* TRECHO DO DOCUMENTO:
● ● ● ●

Ainda pré-adolescente, já vencia competições como os Jovens Solistas, da OSB (Orquestra Sinfônica Brasileira), em duas ocasiões. Foi o passe para o salto internacional: a educação em conservatórios na França e na Rússia. Neste último país, foi aluno de Rudolf Kehrer em Moscou, tornando-se um especialista em compositores românticos como Chopin e Liszt.

Em 1965, ficou em segundo lugar no Concurso Internacional Chopin, em Varsóvia. Poucos anos depois, também terminou entre os melhores na Competição Internacional Tchaikovsky, chamando a atenção da crítica estrangeira. Polivalente, além de se destacar tocando os românticos, brilhou interpretando modernistas como o russo Serguei Prokofiev e o brasileiro Heitor Villa-Lobos.

Mas não foi só como pianista clássico que Moreira Lima percorreu uma estrada bem-sucedida. Notáveis foram algumas de suas gravações de Ernesto Nazareth, Pixinguinha e outros compositores de samba e choro.

● ● ● ●

Transcreva sem alterações a parte do trecho acima sobre o pianista Moreira Lima, começando em "Ainda pré-adolescente, já" e seguindo até "Chopin e Liszt.".

● ● ● ●

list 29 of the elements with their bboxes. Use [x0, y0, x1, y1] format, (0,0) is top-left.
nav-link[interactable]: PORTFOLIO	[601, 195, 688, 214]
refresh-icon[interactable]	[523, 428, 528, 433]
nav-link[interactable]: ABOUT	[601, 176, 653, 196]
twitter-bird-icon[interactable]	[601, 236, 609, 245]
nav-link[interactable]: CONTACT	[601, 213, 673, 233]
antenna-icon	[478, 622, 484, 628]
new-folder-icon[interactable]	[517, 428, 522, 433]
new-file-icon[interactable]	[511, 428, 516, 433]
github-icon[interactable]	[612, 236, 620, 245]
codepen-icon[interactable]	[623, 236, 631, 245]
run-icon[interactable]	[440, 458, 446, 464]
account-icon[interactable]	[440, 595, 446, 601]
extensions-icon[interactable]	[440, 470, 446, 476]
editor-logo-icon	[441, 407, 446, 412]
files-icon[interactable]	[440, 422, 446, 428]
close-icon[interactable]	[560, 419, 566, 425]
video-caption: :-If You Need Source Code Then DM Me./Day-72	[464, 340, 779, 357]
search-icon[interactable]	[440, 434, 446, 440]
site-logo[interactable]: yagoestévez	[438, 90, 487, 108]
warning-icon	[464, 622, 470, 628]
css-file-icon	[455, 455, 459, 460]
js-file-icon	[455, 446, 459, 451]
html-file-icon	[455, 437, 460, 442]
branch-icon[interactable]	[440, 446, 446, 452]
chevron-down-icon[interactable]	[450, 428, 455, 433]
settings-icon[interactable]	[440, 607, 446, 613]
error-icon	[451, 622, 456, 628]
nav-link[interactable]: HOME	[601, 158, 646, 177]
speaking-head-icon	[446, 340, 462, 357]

● ● ● ●

* SOLUÇÃO DA TAREFA:
Ainda pré-adolescente, já vencia competições como os Jovens Solistas, da OSB (Orquestra Sinfônica Brasileira), em duas ocasiões. Foi o passe para o salto internacional: a educação em conservatórios na França e na Rússia. Neste último país, foi aluno de Rudolf Kehrer em Moscou, tornando-se um especialista em compositores românticos como Chopin e Liszt.